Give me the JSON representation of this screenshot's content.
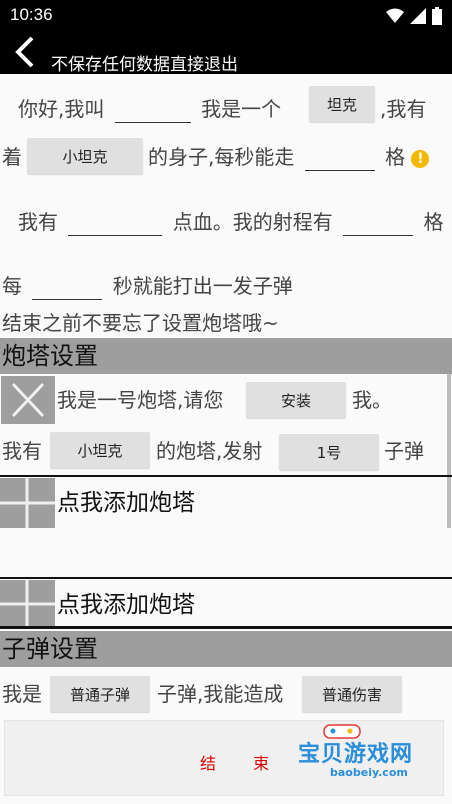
{
  "status": {
    "time": "10:36"
  },
  "appbar": {
    "title": "不保存任何数据直接退出"
  },
  "intro": {
    "l1_a": "你好,我叫",
    "l1_b": "我是一个",
    "type_btn": "坦克",
    "l1_c": ",我有",
    "l2_a": "着",
    "body_btn": "小坦克",
    "l2_b": "的身子,每秒能走",
    "l2_c": "格",
    "l3_a": "我有",
    "l3_b": "点血。我的射程有",
    "l3_c": "格",
    "l4_a": "每",
    "l4_b": "秒就能打出一发子弹",
    "l5": "结束之前不要忘了设置炮塔哦~"
  },
  "turret_section": {
    "title": "炮塔设置"
  },
  "turret1": {
    "a": "我是一号炮塔,请您",
    "install_btn": "安装",
    "b": "我。",
    "c": "我有",
    "turret_btn": "小坦克",
    "d": "的炮塔,发射",
    "ammo_btn": "1号",
    "e": "子弹"
  },
  "add_turret": {
    "label": "点我添加炮塔"
  },
  "bullet_section": {
    "title": "子弹设置"
  },
  "bullet": {
    "a": "我是",
    "kind_btn": "普通子弹",
    "b": "子弹,我能造成",
    "damage_btn": "普通伤害"
  },
  "footer": {
    "end_label": "结 束"
  },
  "watermark": {
    "text": "宝贝游戏网",
    "url": "baobeiy.com"
  },
  "colors": {
    "accent_warning": "#f5b800",
    "end_text": "#d60000",
    "section_bg": "#9e9e9e"
  }
}
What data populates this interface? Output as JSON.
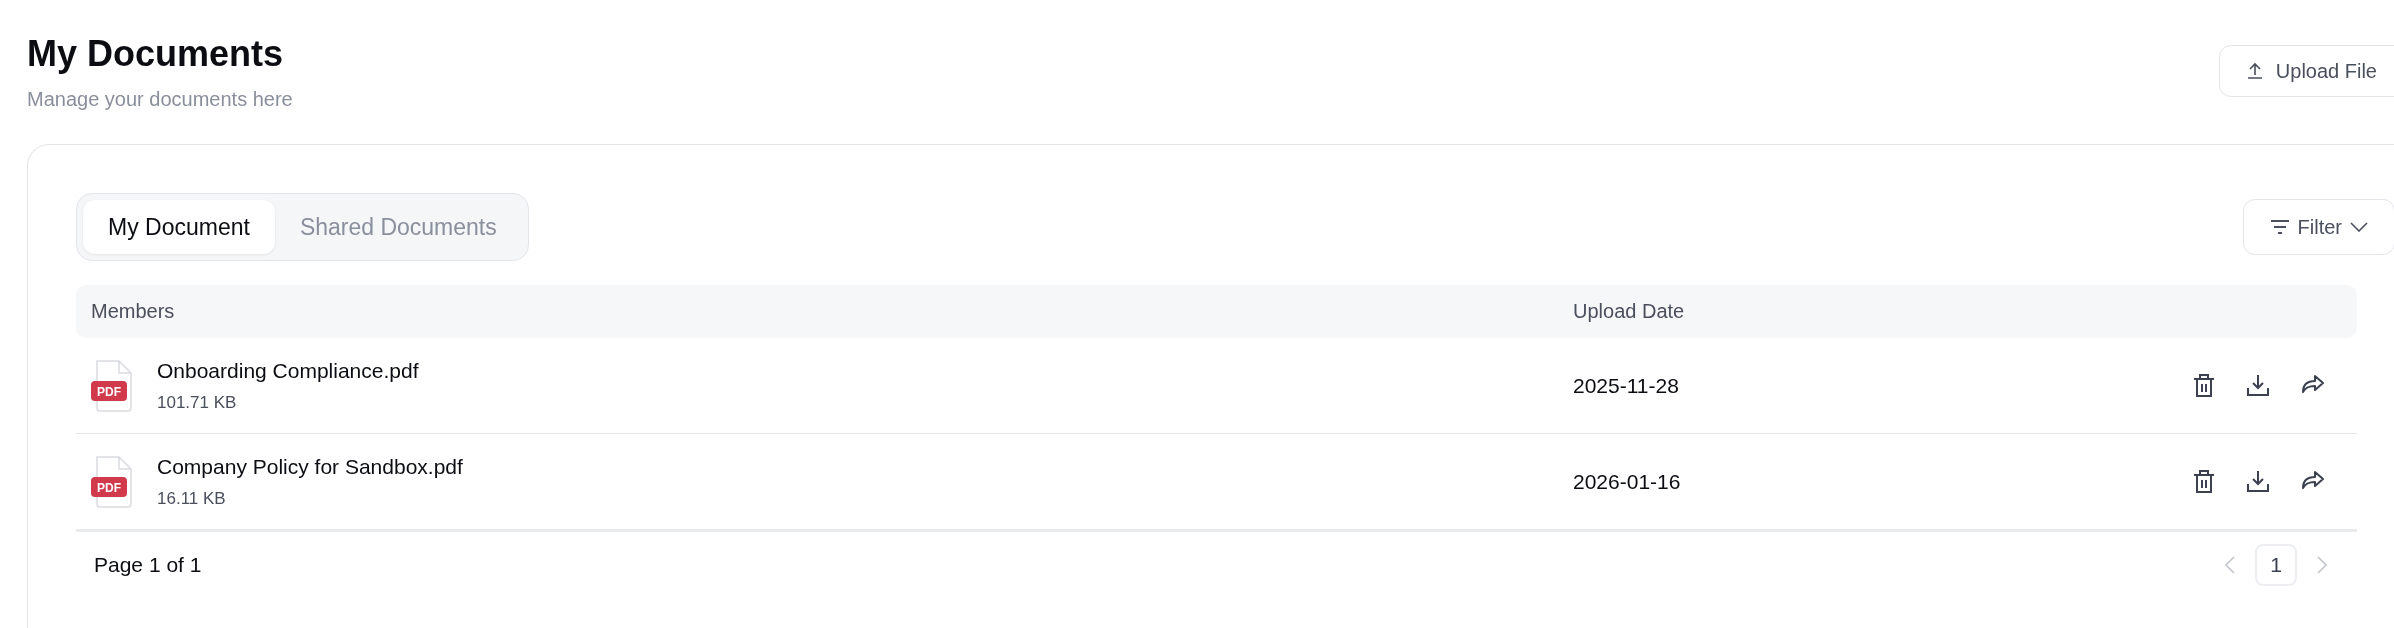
{
  "header": {
    "title": "My Documents",
    "subtitle": "Manage your documents here",
    "upload_button": "Upload File"
  },
  "tabs": [
    {
      "label": "My Document",
      "selected": true
    },
    {
      "label": "Shared Documents",
      "selected": false
    }
  ],
  "filter_button": "Filter",
  "table": {
    "columns": [
      "Members",
      "Upload Date"
    ],
    "rows": [
      {
        "file_type": "PDF",
        "name": "Onboarding Compliance.pdf",
        "size": "101.71 KB",
        "upload_date": "2025-11-28"
      },
      {
        "file_type": "PDF",
        "name": "Company Policy for Sandbox.pdf",
        "size": "16.11 KB",
        "upload_date": "2026-01-16"
      }
    ]
  },
  "pagination": {
    "summary": "Page 1 of 1",
    "pages": [
      {
        "label": "1",
        "selected": true
      }
    ],
    "prev_disabled": true,
    "next_disabled": true
  }
}
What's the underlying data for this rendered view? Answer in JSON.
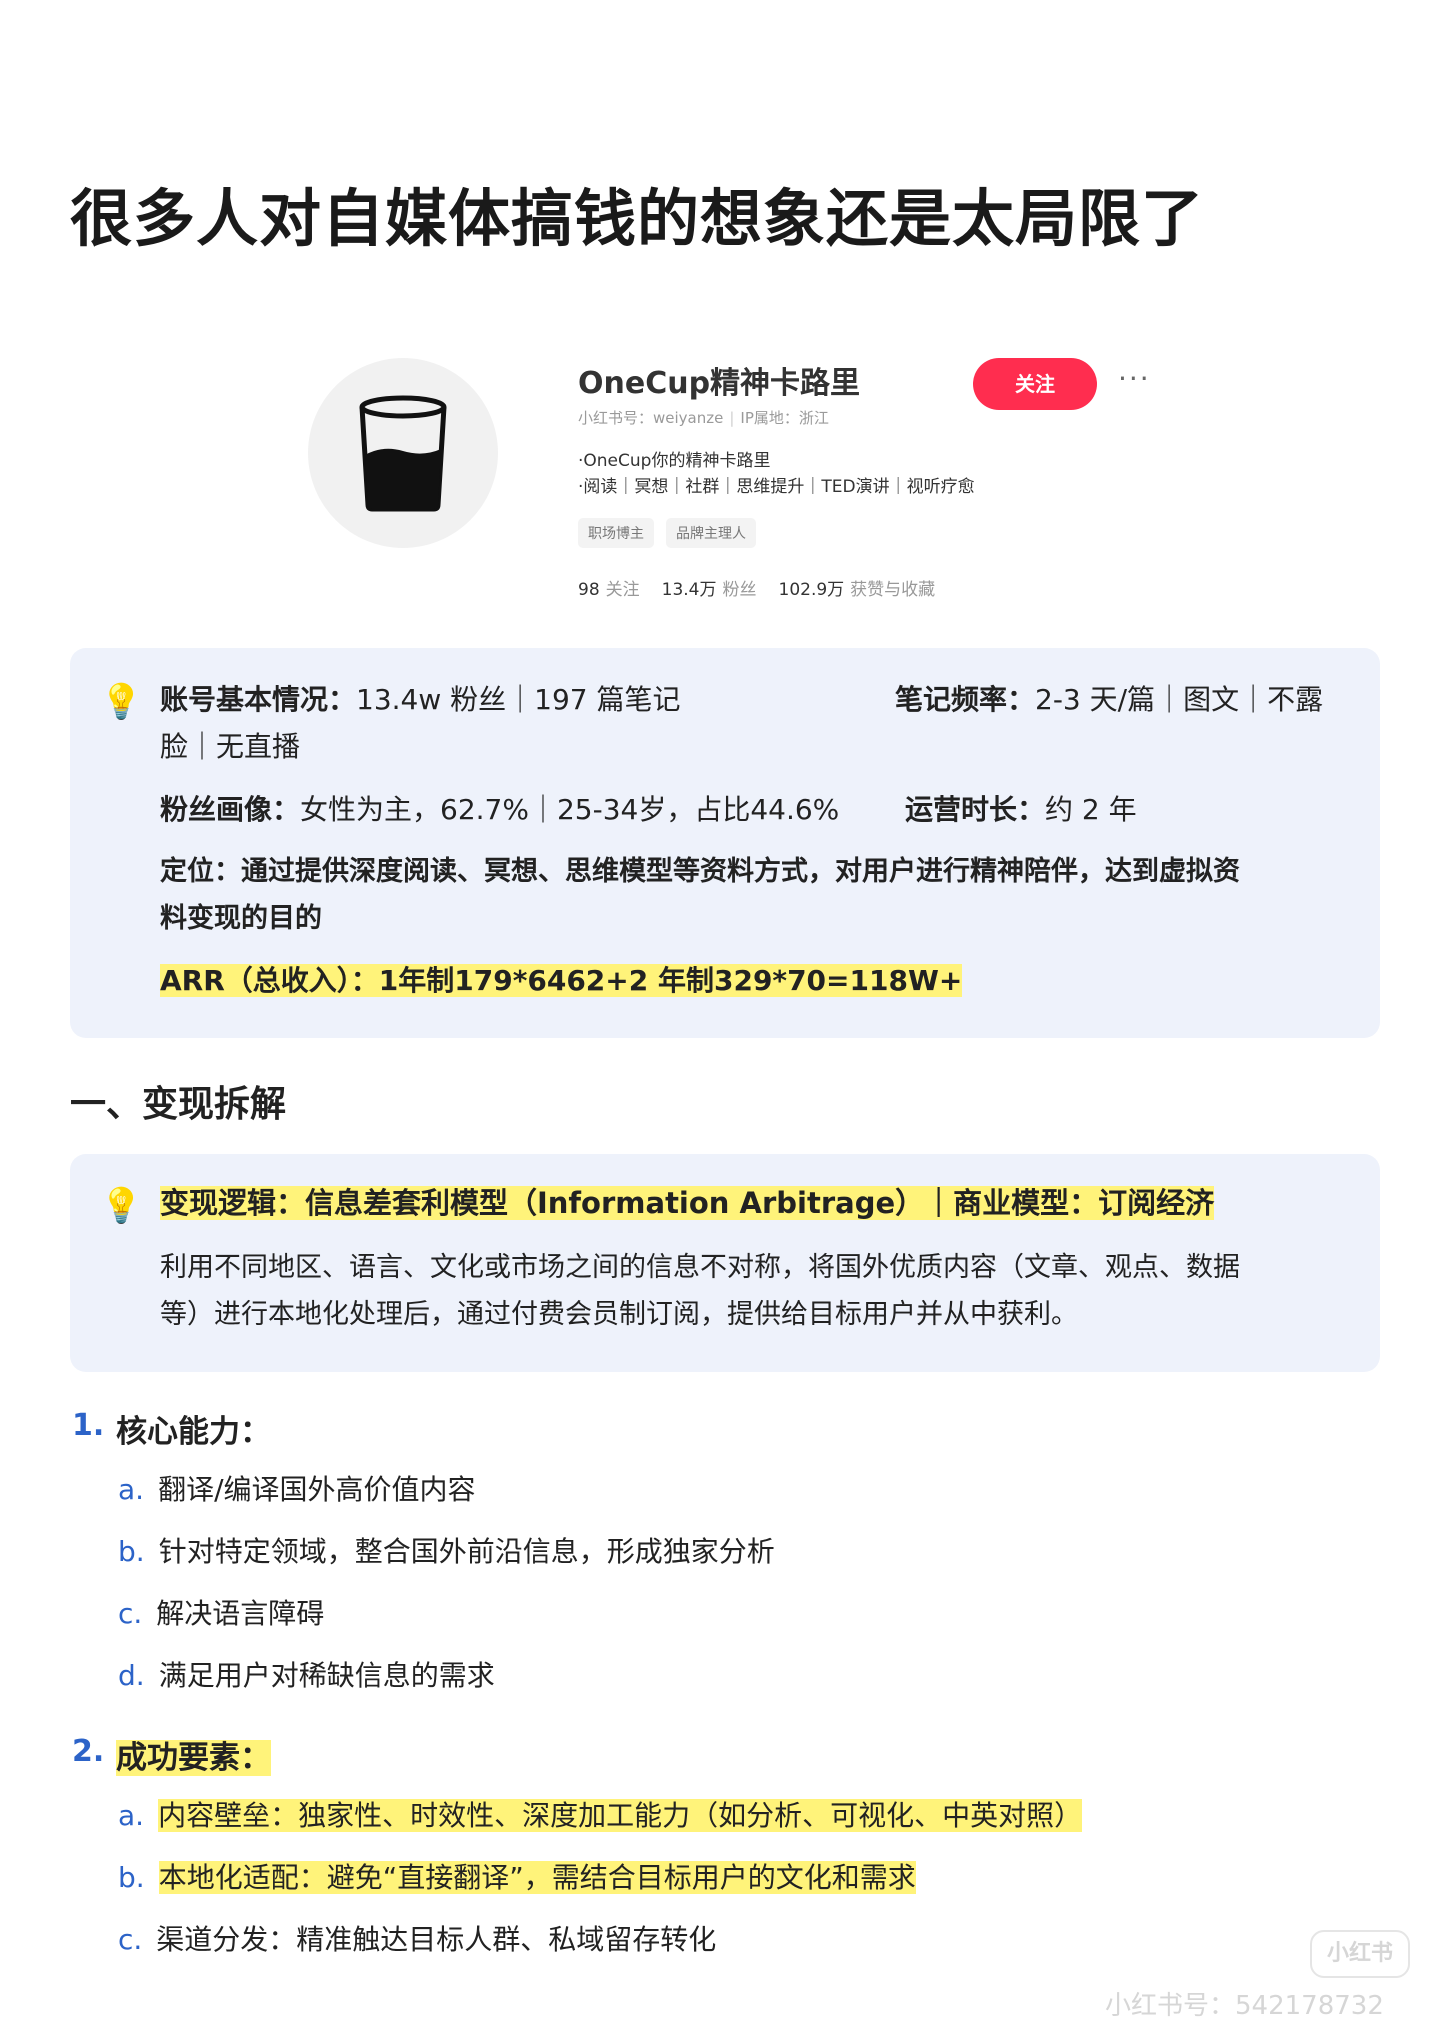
{
  "title": "很多人对自媒体搞钱的想象还是太局限了",
  "profile": {
    "name": "OneCup精神卡路里",
    "id_label": "小红书号：weiyanze",
    "ip_label": "IP属地：浙江",
    "follow_label": "关注",
    "more_label": "···",
    "bio_line1": "·OneCup你的精神卡路里",
    "bio_line2": "·阅读｜冥想｜社群｜思维提升｜TED演讲｜视听疗愈",
    "tags": [
      "职场博主",
      "品牌主理人"
    ],
    "stats": [
      {
        "value": "98",
        "label": "关注"
      },
      {
        "value": "13.4万",
        "label": "粉丝"
      },
      {
        "value": "102.9万",
        "label": "获赞与收藏"
      }
    ]
  },
  "info": {
    "row1_left_label": "账号基本情况：",
    "row1_left_value": "13.4w 粉丝｜197 篇笔记",
    "row1_right_label": "笔记频率：",
    "row1_right_value": "2-3 天/篇｜图文｜不露",
    "row1_cont": "脸｜无直播",
    "row2_left_label": "粉丝画像：",
    "row2_left_value": "女性为主，62.7%｜25-34岁，占比44.6%",
    "row2_right_label": "运营时长：",
    "row2_right_value": "约 2 年",
    "row3_line1": "定位：通过提供深度阅读、冥想、思维模型等资料方式，对用户进行精神陪伴，达到虚拟资",
    "row3_line2": "料变现的目的",
    "row4": "ARR（总收入）：1年制179*6462+2 年制329*70=118W+"
  },
  "section_title": "一、变现拆解",
  "logic": {
    "heading": "变现逻辑：信息差套利模型（Information Arbitrage）｜商业模型：订阅经济",
    "line1": "利用不同地区、语言、文化或市场之间的信息不对称，将国外优质内容（文章、观点、数据",
    "line2": "等）进行本地化处理后，通过付费会员制订阅，提供给目标用户并从中获利。"
  },
  "list1": {
    "num": "1.",
    "title": "核心能力：",
    "items": [
      {
        "letter": "a.",
        "text": "翻译/编译国外高价值内容"
      },
      {
        "letter": "b.",
        "text": "针对特定领域，整合国外前沿信息，形成独家分析"
      },
      {
        "letter": "c.",
        "text": "解决语言障碍"
      },
      {
        "letter": "d.",
        "text": "满足用户对稀缺信息的需求"
      }
    ]
  },
  "list2": {
    "num": "2.",
    "title": "成功要素：",
    "items": [
      {
        "letter": "a.",
        "text": "内容壁垒：独家性、时效性、深度加工能力（如分析、可视化、中英对照）"
      },
      {
        "letter": "b.",
        "text": "本地化适配：避免“直接翻译”，需结合目标用户的文化和需求"
      },
      {
        "letter": "c.",
        "text": "渠道分发：精准触达目标人群、私域留存转化"
      }
    ]
  },
  "watermark": {
    "logo": "小红书",
    "text": "小红书号：542178732"
  },
  "icons": {
    "bulb": "lightbulb-icon",
    "avatar": "cup-icon"
  },
  "colors": {
    "accent_red": "#ff2d4f",
    "list_blue": "#2c63c8",
    "highlight_yellow": "#fff37a",
    "box_bg": "#eef2fb"
  }
}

_Problem to solve_
Without including any picture, retype the entries exactly.

_Solution for this exercise_
Give me the JSON representation of this screenshot's content.
{
  "status": {
    "time": "10:36"
  },
  "appbar": {
    "title": "不保存任何数据直接退出"
  },
  "intro": {
    "l1_a": "你好,我叫",
    "l1_b": "我是一个",
    "type_btn": "坦克",
    "l1_c": ",我有",
    "l2_a": "着",
    "body_btn": "小坦克",
    "l2_b": "的身子,每秒能走",
    "l2_c": "格",
    "l3_a": "我有",
    "l3_b": "点血。我的射程有",
    "l3_c": "格",
    "l4_a": "每",
    "l4_b": "秒就能打出一发子弹",
    "l5": "结束之前不要忘了设置炮塔哦~"
  },
  "turret_section": {
    "title": "炮塔设置"
  },
  "turret1": {
    "a": "我是一号炮塔,请您",
    "install_btn": "安装",
    "b": "我。",
    "c": "我有",
    "turret_btn": "小坦克",
    "d": "的炮塔,发射",
    "ammo_btn": "1号",
    "e": "子弹"
  },
  "add_turret": {
    "label": "点我添加炮塔"
  },
  "bullet_section": {
    "title": "子弹设置"
  },
  "bullet": {
    "a": "我是",
    "kind_btn": "普通子弹",
    "b": "子弹,我能造成",
    "damage_btn": "普通伤害"
  },
  "footer": {
    "end_label": "结 束"
  },
  "watermark": {
    "text": "宝贝游戏网",
    "url": "baobeiy.com"
  },
  "colors": {
    "accent_warning": "#f5b800",
    "end_text": "#d60000",
    "section_bg": "#9e9e9e"
  }
}
What data populates this interface? Output as JSON.
{
  "header": {
    "title": "My Documents",
    "subtitle": "Manage your documents here",
    "upload_button": "Upload File"
  },
  "tabs": [
    {
      "label": "My Document",
      "selected": true
    },
    {
      "label": "Shared Documents",
      "selected": false
    }
  ],
  "filter_button": "Filter",
  "table": {
    "columns": [
      "Members",
      "Upload Date"
    ],
    "rows": [
      {
        "file_type": "PDF",
        "name": "Onboarding Compliance.pdf",
        "size": "101.71 KB",
        "upload_date": "2025-11-28"
      },
      {
        "file_type": "PDF",
        "name": "Company Policy for Sandbox.pdf",
        "size": "16.11 KB",
        "upload_date": "2026-01-16"
      }
    ]
  },
  "pagination": {
    "summary": "Page 1 of 1",
    "pages": [
      {
        "label": "1",
        "selected": true
      }
    ],
    "prev_disabled": true,
    "next_disabled": true
  }
}
What's the underlying data for this rendered view? Answer in JSON.
{
  "title": "很多人对自媒体搞钱的想象还是太局限了",
  "profile": {
    "name": "OneCup精神卡路里",
    "id_label": "小红书号：weiyanze",
    "ip_label": "IP属地：浙江",
    "follow_label": "关注",
    "more_label": "···",
    "bio_line1": "·OneCup你的精神卡路里",
    "bio_line2": "·阅读｜冥想｜社群｜思维提升｜TED演讲｜视听疗愈",
    "tags": [
      "职场博主",
      "品牌主理人"
    ],
    "stats": [
      {
        "value": "98",
        "label": "关注"
      },
      {
        "value": "13.4万",
        "label": "粉丝"
      },
      {
        "value": "102.9万",
        "label": "获赞与收藏"
      }
    ]
  },
  "info": {
    "row1_left_label": "账号基本情况：",
    "row1_left_value": "13.4w 粉丝｜197 篇笔记",
    "row1_right_label": "笔记频率：",
    "row1_right_value": "2-3 天/篇｜图文｜不露",
    "row1_cont": "脸｜无直播",
    "row2_left_label": "粉丝画像：",
    "row2_left_value": "女性为主，62.7%｜25-34岁，占比44.6%",
    "row2_right_label": "运营时长：",
    "row2_right_value": "约 2 年",
    "row3_line1": "定位：通过提供深度阅读、冥想、思维模型等资料方式，对用户进行精神陪伴，达到虚拟资",
    "row3_line2": "料变现的目的",
    "row4": "ARR（总收入）：1年制179*6462+2 年制329*70=118W+"
  },
  "section_title": "一、变现拆解",
  "logic": {
    "heading": "变现逻辑：信息差套利模型（Information Arbitrage）｜商业模型：订阅经济",
    "line1": "利用不同地区、语言、文化或市场之间的信息不对称，将国外优质内容（文章、观点、数据",
    "line2": "等）进行本地化处理后，通过付费会员制订阅，提供给目标用户并从中获利。"
  },
  "list1": {
    "num": "1.",
    "title": "核心能力：",
    "items": [
      {
        "letter": "a.",
        "text": "翻译/编译国外高价值内容"
      },
      {
        "letter": "b.",
        "text": "针对特定领域，整合国外前沿信息，形成独家分析"
      },
      {
        "letter": "c.",
        "text": "解决语言障碍"
      },
      {
        "letter": "d.",
        "text": "满足用户对稀缺信息的需求"
      }
    ]
  },
  "list2": {
    "num": "2.",
    "title": "成功要素：",
    "items": [
      {
        "letter": "a.",
        "text": "内容壁垒：独家性、时效性、深度加工能力（如分析、可视化、中英对照）"
      },
      {
        "letter": "b.",
        "text": "本地化适配：避免“直接翻译”，需结合目标用户的文化和需求"
      },
      {
        "letter": "c.",
        "text": "渠道分发：精准触达目标人群、私域留存转化"
      }
    ]
  },
  "watermark": {
    "logo": "小红书",
    "text": "小红书号：542178732"
  },
  "icons": {
    "bulb": "lightbulb-icon",
    "avatar": "cup-icon"
  },
  "colors": {
    "accent_red": "#ff2d4f",
    "list_blue": "#2c63c8",
    "highlight_yellow": "#fff37a",
    "box_bg": "#eef2fb"
  }
}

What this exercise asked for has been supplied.